— Start of Extracted information —
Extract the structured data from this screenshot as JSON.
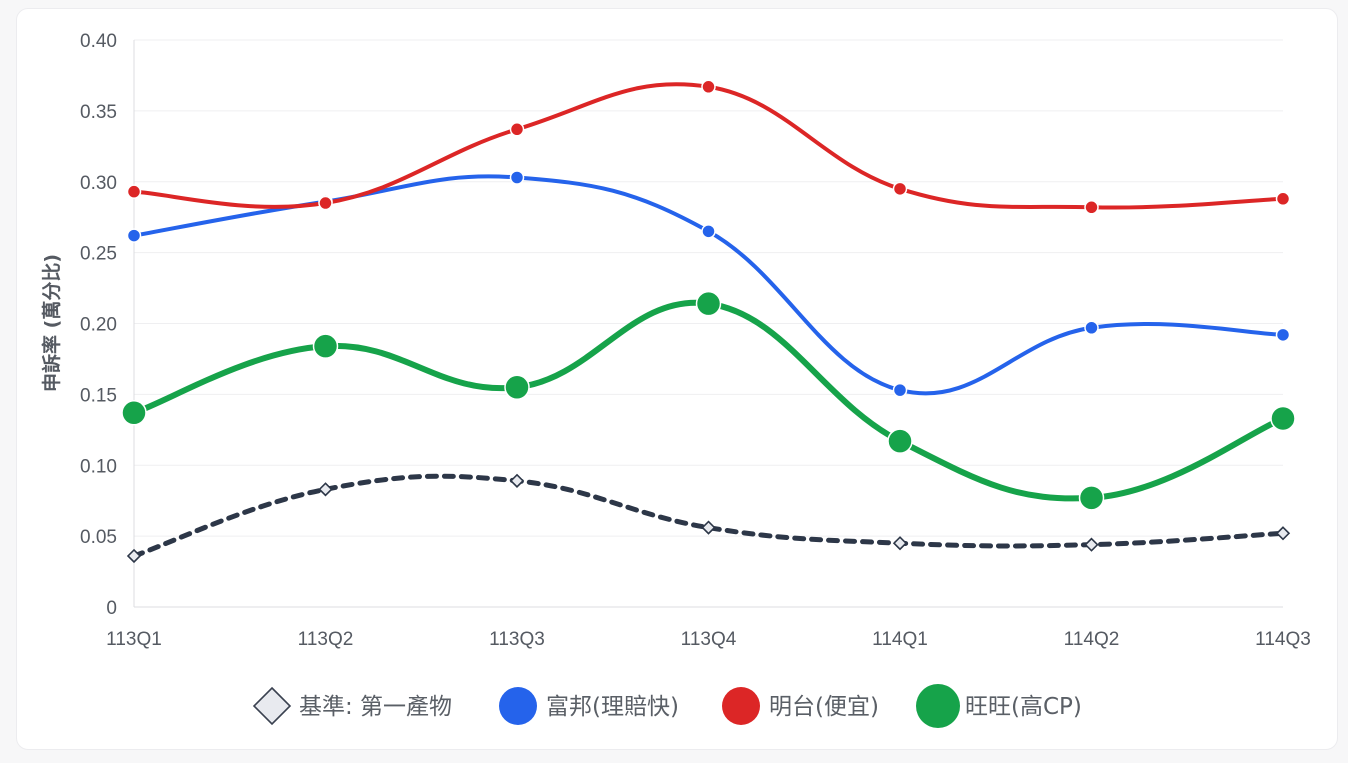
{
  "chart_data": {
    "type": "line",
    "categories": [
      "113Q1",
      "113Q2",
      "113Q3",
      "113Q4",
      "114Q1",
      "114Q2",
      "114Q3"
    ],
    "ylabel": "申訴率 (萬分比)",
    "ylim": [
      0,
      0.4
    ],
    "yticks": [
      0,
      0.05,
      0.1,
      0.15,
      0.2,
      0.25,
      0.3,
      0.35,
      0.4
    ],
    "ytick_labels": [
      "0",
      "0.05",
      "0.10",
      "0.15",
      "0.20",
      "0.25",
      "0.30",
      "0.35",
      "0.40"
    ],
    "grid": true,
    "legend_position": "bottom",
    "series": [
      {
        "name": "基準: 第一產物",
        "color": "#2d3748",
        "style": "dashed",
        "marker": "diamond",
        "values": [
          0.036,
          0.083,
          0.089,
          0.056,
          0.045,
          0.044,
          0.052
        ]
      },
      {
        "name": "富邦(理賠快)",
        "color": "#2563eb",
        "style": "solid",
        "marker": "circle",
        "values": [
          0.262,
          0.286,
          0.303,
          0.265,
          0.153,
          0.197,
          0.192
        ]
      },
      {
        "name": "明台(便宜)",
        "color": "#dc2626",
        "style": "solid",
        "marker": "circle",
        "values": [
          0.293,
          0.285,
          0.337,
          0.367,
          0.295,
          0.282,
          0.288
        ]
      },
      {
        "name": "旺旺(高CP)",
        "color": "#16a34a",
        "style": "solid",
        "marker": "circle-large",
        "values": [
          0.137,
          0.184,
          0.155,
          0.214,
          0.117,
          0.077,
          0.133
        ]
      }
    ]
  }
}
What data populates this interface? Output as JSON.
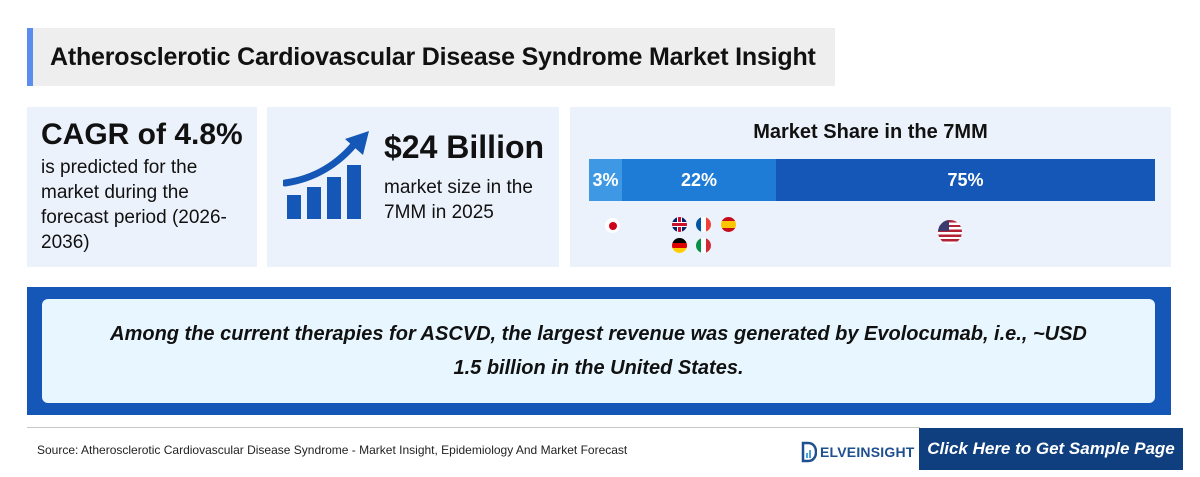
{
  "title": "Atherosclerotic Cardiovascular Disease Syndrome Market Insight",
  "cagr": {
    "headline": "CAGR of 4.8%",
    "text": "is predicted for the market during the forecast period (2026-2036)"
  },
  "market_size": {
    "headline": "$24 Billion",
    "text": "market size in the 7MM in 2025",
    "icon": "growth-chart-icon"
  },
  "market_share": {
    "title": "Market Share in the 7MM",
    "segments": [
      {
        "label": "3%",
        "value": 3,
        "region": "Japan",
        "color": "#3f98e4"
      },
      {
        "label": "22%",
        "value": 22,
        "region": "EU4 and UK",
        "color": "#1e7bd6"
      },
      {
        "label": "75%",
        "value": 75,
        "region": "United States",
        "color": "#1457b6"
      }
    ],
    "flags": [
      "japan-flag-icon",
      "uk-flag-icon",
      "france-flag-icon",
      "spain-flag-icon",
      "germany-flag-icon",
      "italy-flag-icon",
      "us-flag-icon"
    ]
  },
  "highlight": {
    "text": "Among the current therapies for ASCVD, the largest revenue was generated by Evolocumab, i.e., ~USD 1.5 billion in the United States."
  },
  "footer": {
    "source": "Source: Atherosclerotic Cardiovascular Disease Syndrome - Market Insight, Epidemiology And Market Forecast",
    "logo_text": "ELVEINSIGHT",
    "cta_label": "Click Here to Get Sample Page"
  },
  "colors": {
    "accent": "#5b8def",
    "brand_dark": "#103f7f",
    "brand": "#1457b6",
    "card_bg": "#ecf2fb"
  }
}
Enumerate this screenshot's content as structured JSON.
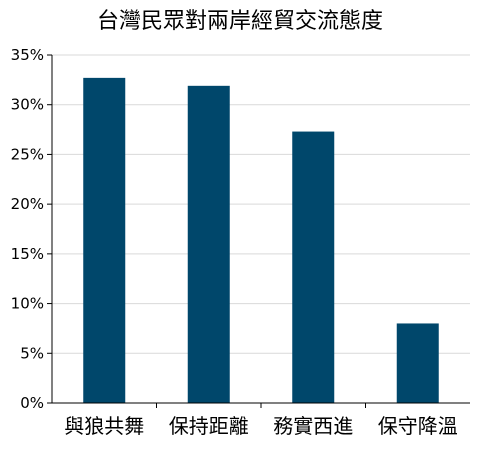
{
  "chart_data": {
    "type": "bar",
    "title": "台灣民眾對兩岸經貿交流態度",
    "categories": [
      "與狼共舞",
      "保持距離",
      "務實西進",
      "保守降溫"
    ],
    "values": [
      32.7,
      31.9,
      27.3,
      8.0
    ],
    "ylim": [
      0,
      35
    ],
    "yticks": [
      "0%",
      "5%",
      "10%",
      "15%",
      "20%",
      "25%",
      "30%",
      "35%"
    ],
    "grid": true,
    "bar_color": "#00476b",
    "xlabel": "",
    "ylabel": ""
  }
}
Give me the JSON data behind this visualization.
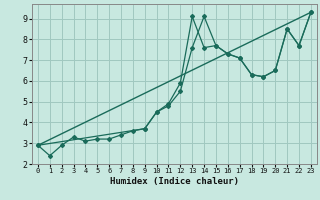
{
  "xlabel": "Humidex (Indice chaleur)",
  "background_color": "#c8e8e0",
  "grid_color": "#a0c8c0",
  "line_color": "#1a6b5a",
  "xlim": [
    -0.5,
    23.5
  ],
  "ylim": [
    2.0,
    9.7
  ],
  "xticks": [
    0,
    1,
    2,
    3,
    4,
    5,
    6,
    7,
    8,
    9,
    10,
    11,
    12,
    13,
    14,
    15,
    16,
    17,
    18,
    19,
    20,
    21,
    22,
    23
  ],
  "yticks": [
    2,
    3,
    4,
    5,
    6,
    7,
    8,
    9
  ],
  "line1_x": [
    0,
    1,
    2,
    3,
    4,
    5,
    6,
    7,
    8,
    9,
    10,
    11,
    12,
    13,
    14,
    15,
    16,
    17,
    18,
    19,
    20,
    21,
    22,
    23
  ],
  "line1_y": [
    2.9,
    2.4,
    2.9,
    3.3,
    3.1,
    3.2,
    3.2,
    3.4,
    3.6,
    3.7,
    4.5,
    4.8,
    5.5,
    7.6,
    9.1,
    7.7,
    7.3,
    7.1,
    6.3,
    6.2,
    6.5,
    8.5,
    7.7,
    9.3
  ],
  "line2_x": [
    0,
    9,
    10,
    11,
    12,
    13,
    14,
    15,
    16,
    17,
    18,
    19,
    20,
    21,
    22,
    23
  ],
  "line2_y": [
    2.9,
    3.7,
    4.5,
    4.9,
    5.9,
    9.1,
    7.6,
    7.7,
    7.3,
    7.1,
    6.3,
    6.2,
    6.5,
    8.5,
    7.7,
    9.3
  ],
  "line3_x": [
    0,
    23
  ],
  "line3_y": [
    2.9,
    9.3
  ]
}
— End of Extracted information —
Task to carry out:
Begin with the line that contains "Give me the" and repeat every line through the end of the data, exactly and only those lines, leaving out the pictures.

Completed task:
Give me the JSON data behind this visualization.
{
  "xlabel": "Humidex (Indice chaleur)",
  "background_color": "#c8e8e0",
  "grid_color": "#a0c8c0",
  "line_color": "#1a6b5a",
  "xlim": [
    -0.5,
    23.5
  ],
  "ylim": [
    2.0,
    9.7
  ],
  "xticks": [
    0,
    1,
    2,
    3,
    4,
    5,
    6,
    7,
    8,
    9,
    10,
    11,
    12,
    13,
    14,
    15,
    16,
    17,
    18,
    19,
    20,
    21,
    22,
    23
  ],
  "yticks": [
    2,
    3,
    4,
    5,
    6,
    7,
    8,
    9
  ],
  "line1_x": [
    0,
    1,
    2,
    3,
    4,
    5,
    6,
    7,
    8,
    9,
    10,
    11,
    12,
    13,
    14,
    15,
    16,
    17,
    18,
    19,
    20,
    21,
    22,
    23
  ],
  "line1_y": [
    2.9,
    2.4,
    2.9,
    3.3,
    3.1,
    3.2,
    3.2,
    3.4,
    3.6,
    3.7,
    4.5,
    4.8,
    5.5,
    7.6,
    9.1,
    7.7,
    7.3,
    7.1,
    6.3,
    6.2,
    6.5,
    8.5,
    7.7,
    9.3
  ],
  "line2_x": [
    0,
    9,
    10,
    11,
    12,
    13,
    14,
    15,
    16,
    17,
    18,
    19,
    20,
    21,
    22,
    23
  ],
  "line2_y": [
    2.9,
    3.7,
    4.5,
    4.9,
    5.9,
    9.1,
    7.6,
    7.7,
    7.3,
    7.1,
    6.3,
    6.2,
    6.5,
    8.5,
    7.7,
    9.3
  ],
  "line3_x": [
    0,
    23
  ],
  "line3_y": [
    2.9,
    9.3
  ]
}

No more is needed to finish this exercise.